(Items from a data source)
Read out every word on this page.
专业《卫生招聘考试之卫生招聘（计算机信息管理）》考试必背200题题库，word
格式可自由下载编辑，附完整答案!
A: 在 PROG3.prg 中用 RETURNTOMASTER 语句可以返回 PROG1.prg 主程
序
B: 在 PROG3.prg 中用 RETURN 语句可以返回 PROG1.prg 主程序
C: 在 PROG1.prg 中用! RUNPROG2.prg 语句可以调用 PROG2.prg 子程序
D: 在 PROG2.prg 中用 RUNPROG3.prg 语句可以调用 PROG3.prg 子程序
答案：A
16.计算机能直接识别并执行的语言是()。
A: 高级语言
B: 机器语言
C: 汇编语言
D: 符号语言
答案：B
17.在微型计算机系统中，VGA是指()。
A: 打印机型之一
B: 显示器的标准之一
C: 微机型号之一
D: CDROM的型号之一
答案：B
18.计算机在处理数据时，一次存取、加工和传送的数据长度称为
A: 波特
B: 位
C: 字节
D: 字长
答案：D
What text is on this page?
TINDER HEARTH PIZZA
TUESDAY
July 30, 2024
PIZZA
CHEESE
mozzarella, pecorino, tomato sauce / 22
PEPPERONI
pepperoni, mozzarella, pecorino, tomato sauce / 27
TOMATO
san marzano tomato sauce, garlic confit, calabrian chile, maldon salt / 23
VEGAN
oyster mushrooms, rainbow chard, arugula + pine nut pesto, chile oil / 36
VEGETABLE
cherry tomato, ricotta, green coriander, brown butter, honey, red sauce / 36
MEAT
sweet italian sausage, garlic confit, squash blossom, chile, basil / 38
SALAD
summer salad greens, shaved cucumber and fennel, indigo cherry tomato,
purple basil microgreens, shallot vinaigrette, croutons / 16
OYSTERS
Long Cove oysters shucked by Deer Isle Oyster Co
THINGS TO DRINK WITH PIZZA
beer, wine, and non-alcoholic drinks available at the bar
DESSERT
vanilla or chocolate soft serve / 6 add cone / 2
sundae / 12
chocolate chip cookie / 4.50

SHORT EXERCISE: Repeat every record, keeping each word and mark exactly as it is.

SOLUTION:
Read out every word on this page.
专业《卫生招聘考试之卫生招聘（计算机信息管理）》考试必背200题题库，word
格式可自由下载编辑，附完整答案!
A: 在 PROG3.prg 中用 RETURNTOMASTER 语句可以返回 PROG1.prg 主程
序
B: 在 PROG3.prg 中用 RETURN 语句可以返回 PROG1.prg 主程序
C: 在 PROG1.prg 中用! RUNPROG2.prg 语句可以调用 PROG2.prg 子程序
D: 在 PROG2.prg 中用 RUNPROG3.prg 语句可以调用 PROG3.prg 子程序
答案：A
16.计算机能直接识别并执行的语言是()。
A: 高级语言
B: 机器语言
C: 汇编语言
D: 符号语言
答案：B
17.在微型计算机系统中，VGA是指()。
A: 打印机型之一
B: 显示器的标准之一
C: 微机型号之一
D: CDROM的型号之一
答案：B
18.计算机在处理数据时，一次存取、加工和传送的数据长度称为
A: 波特
B: 位
C: 字节
D: 字长
答案：D
What text is on this page?
TINDER HEARTH PIZZA
TUESDAY
July 30, 2024
PIZZA
CHEESE
mozzarella, pecorino, tomato sauce / 22
PEPPERONI
pepperoni, mozzarella, pecorino, tomato sauce / 27
TOMATO
san marzano tomato sauce, garlic confit, calabrian chile, maldon salt / 23
VEGAN
oyster mushrooms, rainbow chard, arugula + pine nut pesto, chile oil / 36
VEGETABLE
cherry tomato, ricotta, green coriander, brown butter, honey, red sauce / 36
MEAT
sweet italian sausage, garlic confit, squash blossom, chile, basil / 38
SALAD
summer salad greens, shaved cucumber and fennel, indigo cherry tomato,
purple basil microgreens, shallot vinaigrette, croutons / 16
OYSTERS
Long Cove oysters shucked by Deer Isle Oyster Co
THINGS TO DRINK WITH PIZZA
beer, wine, and non-alcoholic drinks available at the bar
DESSERT
vanilla or chocolate soft serve / 6 add cone / 2
sundae / 12
chocolate chip cookie / 4.50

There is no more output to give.